Extracted data entries.
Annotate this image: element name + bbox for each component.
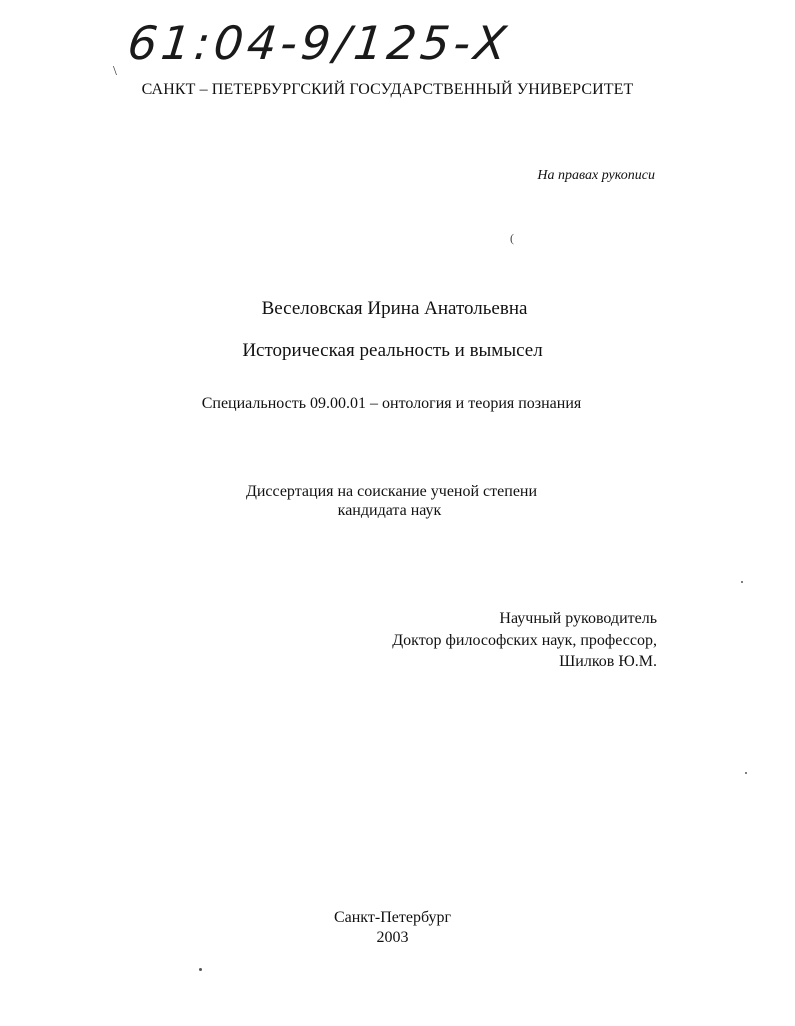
year xyxy=(0,929,795,947)
author-name-text: Веселовская Ирина Анатольевна xyxy=(261,298,528,319)
university-name-text: САНКТ – ПЕТЕРБУРГСКИЙ ГОСУДАРСТВЕННЫЙ УНИВЕРСИТЕТ xyxy=(141,81,634,98)
scan-mark: \ xyxy=(113,64,117,79)
city xyxy=(0,909,795,927)
archive-stamp: 61:04-9/125-Х xyxy=(125,16,513,70)
scan-mark: ( xyxy=(510,231,514,245)
degree-line-2-text: кандидата наук xyxy=(337,502,442,519)
university-name xyxy=(0,81,795,99)
supervisor-credentials: Доктор философских наук, профессор, xyxy=(392,632,657,649)
city-text: Санкт-Петербург xyxy=(333,909,452,926)
degree-line-1-text: Диссертация на соискание ученой степени xyxy=(245,483,538,500)
rights-note: На правах рукописи xyxy=(537,168,655,183)
degree-line-2 xyxy=(0,502,795,520)
scan-speck xyxy=(199,968,202,971)
year-text: 2003 xyxy=(376,929,409,946)
scan-speck xyxy=(745,772,747,774)
author-name xyxy=(0,298,795,320)
supervisor-name: Шилков Ю.М. xyxy=(559,653,657,670)
specialty-line xyxy=(0,395,795,413)
dissertation-title-text: Историческая реальность и вымысел xyxy=(242,340,543,361)
degree-line-1 xyxy=(0,483,795,501)
scan-speck xyxy=(741,581,743,583)
dissertation-title xyxy=(0,340,795,362)
specialty-text: Специальность 09.00.01 – онтология и теория познания xyxy=(201,395,582,412)
supervisor-role: Научный руководитель xyxy=(499,610,657,627)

Instruction. Reproduce the listing above verbatim, line for line, but omit the picture.

Reply.
Annotate this image: element name + bbox for each component.
year xyxy=(0,929,795,947)
author-name-text: Веселовская Ирина Анатольевна xyxy=(261,298,528,319)
university-name-text: САНКТ – ПЕТЕРБУРГСКИЙ ГОСУДАРСТВЕННЫЙ УНИВЕРСИТЕТ xyxy=(141,81,634,98)
scan-mark: \ xyxy=(113,64,117,79)
city xyxy=(0,909,795,927)
archive-stamp: 61:04-9/125-Х xyxy=(125,16,513,70)
scan-mark: ( xyxy=(510,231,514,245)
degree-line-2-text: кандидата наук xyxy=(337,502,442,519)
university-name xyxy=(0,81,795,99)
supervisor-credentials: Доктор философских наук, профессор, xyxy=(392,632,657,649)
city-text: Санкт-Петербург xyxy=(333,909,452,926)
degree-line-1-text: Диссертация на соискание ученой степени xyxy=(245,483,538,500)
rights-note: На правах рукописи xyxy=(537,168,655,183)
degree-line-2 xyxy=(0,502,795,520)
scan-speck xyxy=(199,968,202,971)
year-text: 2003 xyxy=(376,929,409,946)
scan-speck xyxy=(745,772,747,774)
author-name xyxy=(0,298,795,320)
supervisor-name: Шилков Ю.М. xyxy=(559,653,657,670)
specialty-line xyxy=(0,395,795,413)
dissertation-title-text: Историческая реальность и вымысел xyxy=(242,340,543,361)
degree-line-1 xyxy=(0,483,795,501)
scan-speck xyxy=(741,581,743,583)
dissertation-title xyxy=(0,340,795,362)
specialty-text: Специальность 09.00.01 – онтология и теория познания xyxy=(201,395,582,412)
supervisor-role: Научный руководитель xyxy=(499,610,657,627)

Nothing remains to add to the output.